##### RECORDS SHOWN

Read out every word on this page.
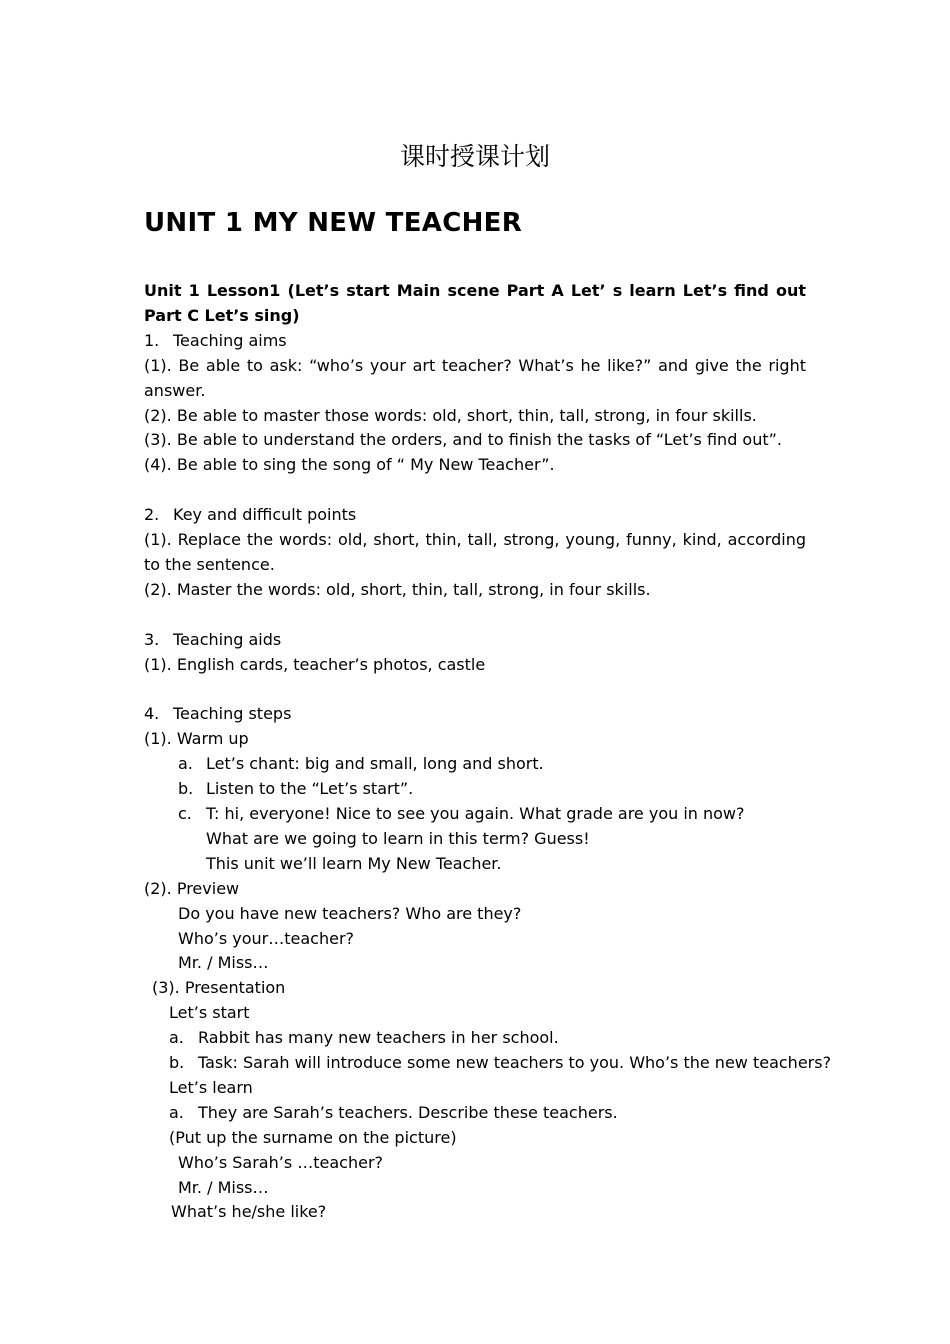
课时授课计划
UNIT 1 MY NEW TEACHER
Unit 1 Lesson1 (Let’s start Main scene Part A Let’ s learn Let’s find out Part C Let’s sing)
1. Teaching aims
(1). Be able to ask: “who’s your art teacher? What’s he like?” and give the right answer.
(2). Be able to master those words: old, short, thin, tall, strong, in four skills.
(3). Be able to understand the orders, and to finish the tasks of “Let’s find out”.
(4). Be able to sing the song of “ My New Teacher”.
2. Key and difficult points
(1). Replace the words: old, short, thin, tall, strong, young, funny, kind, according to the sentence.
(2). Master the words: old, short, thin, tall, strong, in four skills.
3. Teaching aids
(1). English cards, teacher’s photos, castle
4. Teaching steps
(1). Warm up
a. Let’s chant: big and small, long and short.
b. Listen to the “Let’s start”.
c. T: hi, everyone! Nice to see you again. What grade are you in now?
What are we going to learn in this term? Guess!
This unit we’ll learn My New Teacher.
(2). Preview
Do you have new teachers? Who are they?
Who’s your…teacher?
Mr. / Miss…
(3). Presentation
Let’s start
a. Rabbit has many new teachers in her school.
b. Task: Sarah will introduce some new teachers to you. Who’s the new teachers?
Let’s learn
a. They are Sarah’s teachers. Describe these teachers.
(Put up the surname on the picture)
Who’s Sarah’s …teacher?
Mr. / Miss…
What’s he/she like?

##########

TASK STATEMENT — Working from the listing above, pick out every line that has "Teaching" and copy it.

ANSWER TO THIS PROBLEM —
1. Teaching aims
3. Teaching aids
4. Teaching steps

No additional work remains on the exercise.